* [Goal]
Examine the records and identify each line that includes the string "very". Copy those lines.

* [Data section]
=-=-=-=-=

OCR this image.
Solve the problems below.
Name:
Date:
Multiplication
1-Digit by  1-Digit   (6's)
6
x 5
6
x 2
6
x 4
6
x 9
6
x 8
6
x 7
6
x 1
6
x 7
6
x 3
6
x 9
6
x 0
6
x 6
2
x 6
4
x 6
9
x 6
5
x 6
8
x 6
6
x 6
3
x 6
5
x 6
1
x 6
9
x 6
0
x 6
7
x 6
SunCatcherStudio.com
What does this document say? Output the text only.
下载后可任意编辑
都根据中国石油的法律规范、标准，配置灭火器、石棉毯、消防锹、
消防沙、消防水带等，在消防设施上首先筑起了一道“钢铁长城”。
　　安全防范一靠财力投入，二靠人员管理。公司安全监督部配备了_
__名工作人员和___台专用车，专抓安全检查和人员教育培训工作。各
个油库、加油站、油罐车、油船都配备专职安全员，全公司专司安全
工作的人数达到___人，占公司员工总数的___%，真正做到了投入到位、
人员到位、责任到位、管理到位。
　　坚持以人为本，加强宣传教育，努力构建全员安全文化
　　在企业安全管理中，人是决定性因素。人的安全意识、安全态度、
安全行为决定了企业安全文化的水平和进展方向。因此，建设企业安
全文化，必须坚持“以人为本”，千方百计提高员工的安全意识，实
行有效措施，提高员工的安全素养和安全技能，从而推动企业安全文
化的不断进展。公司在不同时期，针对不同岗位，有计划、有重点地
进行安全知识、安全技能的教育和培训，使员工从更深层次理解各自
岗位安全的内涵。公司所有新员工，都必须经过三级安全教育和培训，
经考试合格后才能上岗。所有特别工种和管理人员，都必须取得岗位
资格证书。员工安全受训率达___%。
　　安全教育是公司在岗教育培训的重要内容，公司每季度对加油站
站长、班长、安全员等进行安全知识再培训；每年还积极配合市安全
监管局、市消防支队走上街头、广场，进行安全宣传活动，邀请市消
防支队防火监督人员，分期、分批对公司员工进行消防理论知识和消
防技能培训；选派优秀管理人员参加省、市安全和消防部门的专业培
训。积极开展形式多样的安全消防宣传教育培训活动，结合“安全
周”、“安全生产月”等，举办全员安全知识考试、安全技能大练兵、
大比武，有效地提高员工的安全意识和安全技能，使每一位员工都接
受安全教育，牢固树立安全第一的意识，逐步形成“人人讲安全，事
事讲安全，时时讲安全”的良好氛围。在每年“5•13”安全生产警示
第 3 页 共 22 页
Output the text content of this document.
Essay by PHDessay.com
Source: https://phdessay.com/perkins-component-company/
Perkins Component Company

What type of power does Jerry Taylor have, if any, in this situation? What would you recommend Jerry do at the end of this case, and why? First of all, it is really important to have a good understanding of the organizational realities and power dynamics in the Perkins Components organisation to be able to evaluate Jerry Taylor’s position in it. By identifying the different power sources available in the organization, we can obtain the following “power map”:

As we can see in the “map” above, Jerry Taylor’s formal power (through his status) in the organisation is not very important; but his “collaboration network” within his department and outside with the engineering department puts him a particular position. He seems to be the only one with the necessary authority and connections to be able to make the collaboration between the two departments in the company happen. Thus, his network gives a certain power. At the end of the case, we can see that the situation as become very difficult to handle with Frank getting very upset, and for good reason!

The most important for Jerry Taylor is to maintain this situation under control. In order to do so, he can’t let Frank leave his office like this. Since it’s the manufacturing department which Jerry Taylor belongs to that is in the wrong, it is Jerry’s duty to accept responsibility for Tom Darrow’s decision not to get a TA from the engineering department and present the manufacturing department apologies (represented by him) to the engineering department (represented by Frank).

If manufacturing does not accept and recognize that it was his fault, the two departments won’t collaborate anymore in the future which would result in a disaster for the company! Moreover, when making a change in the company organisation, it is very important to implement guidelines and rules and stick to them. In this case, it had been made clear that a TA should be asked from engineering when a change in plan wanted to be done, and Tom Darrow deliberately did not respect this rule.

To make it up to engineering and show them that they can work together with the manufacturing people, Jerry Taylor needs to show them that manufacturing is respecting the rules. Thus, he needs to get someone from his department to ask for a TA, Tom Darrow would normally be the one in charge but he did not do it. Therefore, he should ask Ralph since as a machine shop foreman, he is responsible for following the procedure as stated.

=-=-=-=-=

* [Task response]
As we can see in the “map” above, Jerry Taylor’s formal power (through his status) in the organisation is not very important; but his “collaboration network” within his department and outside with the engineering department puts him a particular position. He seems to be the only one with the necessary authority and connections to be able to make the collaboration between the two departments in the company happen. Thus, his network gives a certain power. At the end of the case, we can see that the situation as become very difficult to handle with Frank getting very upset, and for good reason!
If manufacturing does not accept and recognize that it was his fault, the two departments won’t collaborate anymore in the future which would result in a disaster for the company! Moreover, when making a change in the company organisation, it is very important to implement guidelines and rules and stick to them. In this case, it had been made clear that a TA should be asked from engineering when a change in plan wanted to be done, and Tom Darrow deliberately did not respect this rule.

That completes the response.